What is needed:
With the pictures omitted, write out the entries that follow exactly as they stand.

(Records excerpted from a collection)
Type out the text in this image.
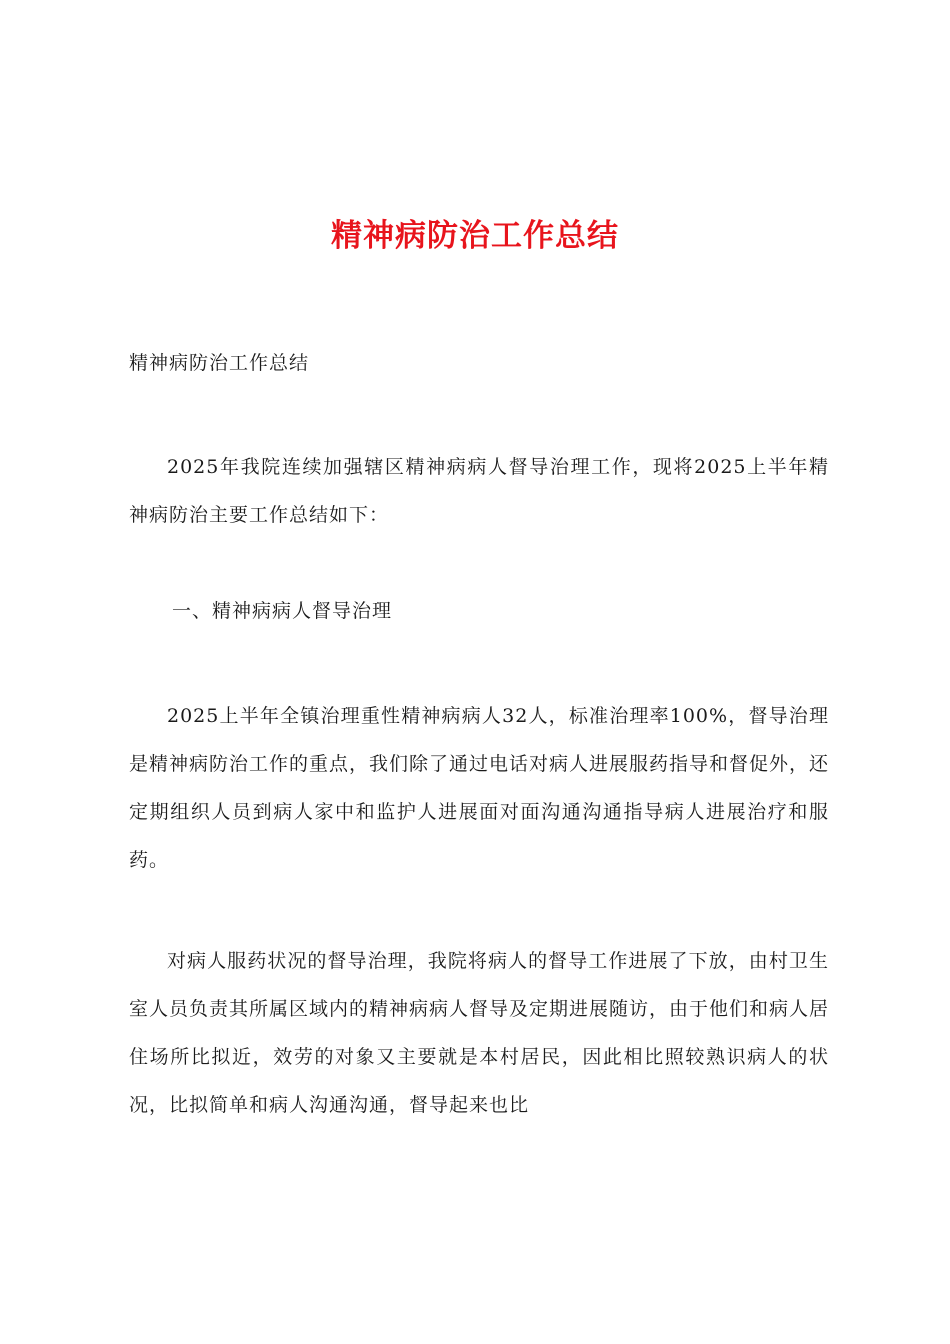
精神病防治工作总结
精神病防治工作总结

2025年我院连续加强辖区精神病病人督导治理工作，现将2025上半年精神病防治主要工作总结如下：

一、精神病病人督导治理

2025上半年全镇治理重性精神病病人32人，标准治理率100%，督导治理是精神病防治工作的重点，我们除了通过电话对病人进展服药指导和督促外，还定期组织人员到病人家中和监护人进展面对面沟通沟通指导病人进展治疗和服药。

对病人服药状况的督导治理，我院将病人的督导工作进展了下放，由村卫生室人员负责其所属区域内的精神病病人督导及定期进展随访，由于他们和病人居住场所比拟近，效劳的对象又主要就是本村居民，因此相比照较熟识病人的状况，比拟简单和病人沟通沟通，督导起来也比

Solution below:
Type out the text in this image.
精神病防治工作总结
精神病防治工作总结

2025年我院连续加强辖区精神病病人督导治理工作，现将2025上半年精神病防治主要工作总结如下：

一、精神病病人督导治理

2025上半年全镇治理重性精神病病人32人，标准治理率100%，督导治理是精神病防治工作的重点，我们除了通过电话对病人进展服药指导和督促外，还定期组织人员到病人家中和监护人进展面对面沟通沟通指导病人进展治疗和服药。

对病人服药状况的督导治理，我院将病人的督导工作进展了下放，由村卫生室人员负责其所属区域内的精神病病人督导及定期进展随访，由于他们和病人居住场所比拟近，效劳的对象又主要就是本村居民，因此相比照较熟识病人的状况，比拟简单和病人沟通沟通，督导起来也比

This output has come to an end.